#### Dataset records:

==================================================

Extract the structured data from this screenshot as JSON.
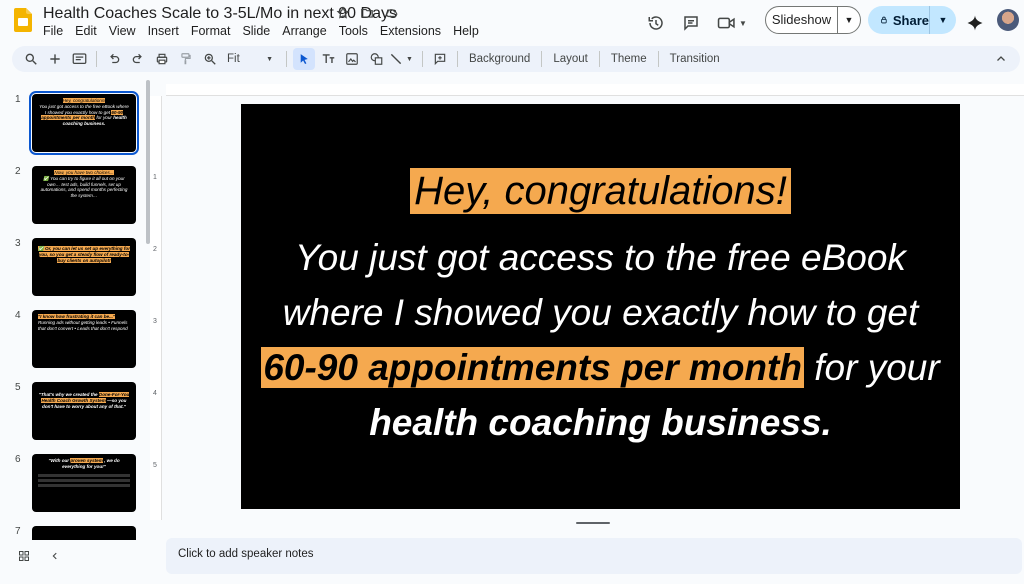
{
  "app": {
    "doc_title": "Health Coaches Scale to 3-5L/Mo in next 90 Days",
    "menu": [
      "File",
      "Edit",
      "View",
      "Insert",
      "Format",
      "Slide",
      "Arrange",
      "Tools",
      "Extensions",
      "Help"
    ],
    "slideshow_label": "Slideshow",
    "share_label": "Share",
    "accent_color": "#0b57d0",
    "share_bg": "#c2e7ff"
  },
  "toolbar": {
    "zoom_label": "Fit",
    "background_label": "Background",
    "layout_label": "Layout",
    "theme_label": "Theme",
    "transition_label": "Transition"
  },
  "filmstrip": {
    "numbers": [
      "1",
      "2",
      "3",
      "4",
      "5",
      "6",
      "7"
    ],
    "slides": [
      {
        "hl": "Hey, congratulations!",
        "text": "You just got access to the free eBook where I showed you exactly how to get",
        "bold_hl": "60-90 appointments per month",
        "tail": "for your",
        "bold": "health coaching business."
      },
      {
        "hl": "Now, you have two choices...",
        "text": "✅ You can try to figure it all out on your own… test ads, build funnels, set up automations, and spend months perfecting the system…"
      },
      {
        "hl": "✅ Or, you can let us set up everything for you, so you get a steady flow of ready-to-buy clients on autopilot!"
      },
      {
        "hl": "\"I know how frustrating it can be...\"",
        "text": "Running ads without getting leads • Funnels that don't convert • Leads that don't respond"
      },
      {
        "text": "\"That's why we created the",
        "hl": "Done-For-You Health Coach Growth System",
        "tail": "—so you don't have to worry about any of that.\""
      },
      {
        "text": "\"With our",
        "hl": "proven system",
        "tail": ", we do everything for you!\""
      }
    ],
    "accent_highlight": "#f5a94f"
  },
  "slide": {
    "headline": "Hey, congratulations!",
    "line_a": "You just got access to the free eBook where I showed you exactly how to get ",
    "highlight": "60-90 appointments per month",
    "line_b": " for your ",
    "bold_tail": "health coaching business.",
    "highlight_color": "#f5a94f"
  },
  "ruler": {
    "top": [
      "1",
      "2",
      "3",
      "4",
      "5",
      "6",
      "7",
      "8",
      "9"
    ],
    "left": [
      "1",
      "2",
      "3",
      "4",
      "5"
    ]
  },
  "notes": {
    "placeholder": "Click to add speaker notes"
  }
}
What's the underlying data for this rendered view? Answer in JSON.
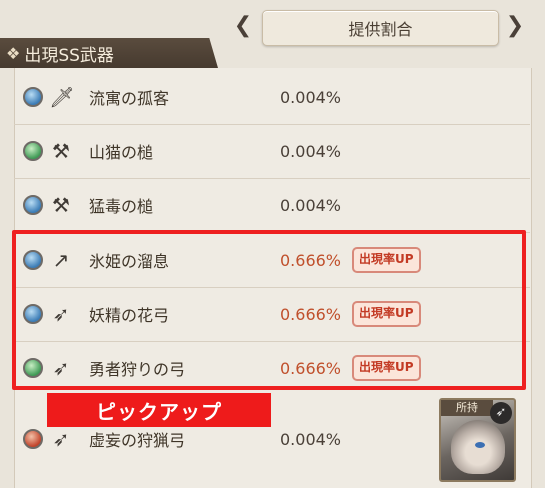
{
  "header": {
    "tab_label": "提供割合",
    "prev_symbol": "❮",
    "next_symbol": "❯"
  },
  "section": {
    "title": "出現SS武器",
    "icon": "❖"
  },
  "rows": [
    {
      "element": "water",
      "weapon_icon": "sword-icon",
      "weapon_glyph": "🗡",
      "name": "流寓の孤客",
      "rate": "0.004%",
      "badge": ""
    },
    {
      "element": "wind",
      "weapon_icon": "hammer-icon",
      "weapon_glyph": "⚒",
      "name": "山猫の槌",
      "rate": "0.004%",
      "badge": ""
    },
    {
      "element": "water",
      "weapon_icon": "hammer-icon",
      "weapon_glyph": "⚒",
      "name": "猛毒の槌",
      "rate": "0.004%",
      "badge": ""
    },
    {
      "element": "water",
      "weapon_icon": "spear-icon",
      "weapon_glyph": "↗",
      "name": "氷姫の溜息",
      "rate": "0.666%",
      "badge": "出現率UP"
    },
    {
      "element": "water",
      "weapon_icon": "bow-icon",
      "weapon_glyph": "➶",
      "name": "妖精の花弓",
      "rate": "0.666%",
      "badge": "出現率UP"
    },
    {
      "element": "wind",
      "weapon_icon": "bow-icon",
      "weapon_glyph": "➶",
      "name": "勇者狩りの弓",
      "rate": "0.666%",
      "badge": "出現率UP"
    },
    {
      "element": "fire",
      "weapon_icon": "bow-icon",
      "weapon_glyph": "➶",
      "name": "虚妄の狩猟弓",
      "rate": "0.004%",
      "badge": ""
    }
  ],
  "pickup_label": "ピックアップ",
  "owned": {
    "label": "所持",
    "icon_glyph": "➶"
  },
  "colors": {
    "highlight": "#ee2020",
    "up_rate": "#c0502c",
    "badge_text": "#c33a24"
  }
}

==================================================

#### Required task:
Exactly as written, return every line of the listing, but not the pictures.

#### Output of the exercise:
Extract the structured data from this screenshot as JSON.
{
  "app": {
    "doc_title": "Health Coaches Scale to 3-5L/Mo in next 90 Days",
    "menu": [
      "File",
      "Edit",
      "View",
      "Insert",
      "Format",
      "Slide",
      "Arrange",
      "Tools",
      "Extensions",
      "Help"
    ],
    "slideshow_label": "Slideshow",
    "share_label": "Share",
    "accent_color": "#0b57d0",
    "share_bg": "#c2e7ff"
  },
  "toolbar": {
    "zoom_label": "Fit",
    "background_label": "Background",
    "layout_label": "Layout",
    "theme_label": "Theme",
    "transition_label": "Transition"
  },
  "filmstrip": {
    "numbers": [
      "1",
      "2",
      "3",
      "4",
      "5",
      "6",
      "7"
    ],
    "slides": [
      {
        "hl": "Hey, congratulations!",
        "text": "You just got access to the free eBook where I showed you exactly how to get",
        "bold_hl": "60-90 appointments per month",
        "tail": "for your",
        "bold": "health coaching business."
      },
      {
        "hl": "Now, you have two choices...",
        "text": "✅ You can try to figure it all out on your own… test ads, build funnels, set up automations, and spend months perfecting the system…"
      },
      {
        "hl": "✅ Or, you can let us set up everything for you, so you get a steady flow of ready-to-buy clients on autopilot!"
      },
      {
        "hl": "\"I know how frustrating it can be...\"",
        "text": "Running ads without getting leads • Funnels that don't convert • Leads that don't respond"
      },
      {
        "text": "\"That's why we created the",
        "hl": "Done-For-You Health Coach Growth System",
        "tail": "—so you don't have to worry about any of that.\""
      },
      {
        "text": "\"With our",
        "hl": "proven system",
        "tail": ", we do everything for you!\""
      }
    ],
    "accent_highlight": "#f5a94f"
  },
  "slide": {
    "headline": "Hey, congratulations!",
    "line_a": "You just got access to the free eBook where I showed you exactly how to get ",
    "highlight": "60-90 appointments per month",
    "line_b": " for your ",
    "bold_tail": "health coaching business.",
    "highlight_color": "#f5a94f"
  },
  "ruler": {
    "top": [
      "1",
      "2",
      "3",
      "4",
      "5",
      "6",
      "7",
      "8",
      "9"
    ],
    "left": [
      "1",
      "2",
      "3",
      "4",
      "5"
    ]
  },
  "notes": {
    "placeholder": "Click to add speaker notes"
  }
}
What's the underlying data for this rendered view? Answer in JSON.
{
  "header": {
    "tab_label": "提供割合",
    "prev_symbol": "❮",
    "next_symbol": "❯"
  },
  "section": {
    "title": "出現SS武器",
    "icon": "❖"
  },
  "rows": [
    {
      "element": "water",
      "weapon_icon": "sword-icon",
      "weapon_glyph": "🗡",
      "name": "流寓の孤客",
      "rate": "0.004%",
      "badge": ""
    },
    {
      "element": "wind",
      "weapon_icon": "hammer-icon",
      "weapon_glyph": "⚒",
      "name": "山猫の槌",
      "rate": "0.004%",
      "badge": ""
    },
    {
      "element": "water",
      "weapon_icon": "hammer-icon",
      "weapon_glyph": "⚒",
      "name": "猛毒の槌",
      "rate": "0.004%",
      "badge": ""
    },
    {
      "element": "water",
      "weapon_icon": "spear-icon",
      "weapon_glyph": "↗",
      "name": "氷姫の溜息",
      "rate": "0.666%",
      "badge": "出現率UP"
    },
    {
      "element": "water",
      "weapon_icon": "bow-icon",
      "weapon_glyph": "➶",
      "name": "妖精の花弓",
      "rate": "0.666%",
      "badge": "出現率UP"
    },
    {
      "element": "wind",
      "weapon_icon": "bow-icon",
      "weapon_glyph": "➶",
      "name": "勇者狩りの弓",
      "rate": "0.666%",
      "badge": "出現率UP"
    },
    {
      "element": "fire",
      "weapon_icon": "bow-icon",
      "weapon_glyph": "➶",
      "name": "虚妄の狩猟弓",
      "rate": "0.004%",
      "badge": ""
    }
  ],
  "pickup_label": "ピックアップ",
  "owned": {
    "label": "所持",
    "icon_glyph": "➶"
  },
  "colors": {
    "highlight": "#ee2020",
    "up_rate": "#c0502c",
    "badge_text": "#c33a24"
  }
}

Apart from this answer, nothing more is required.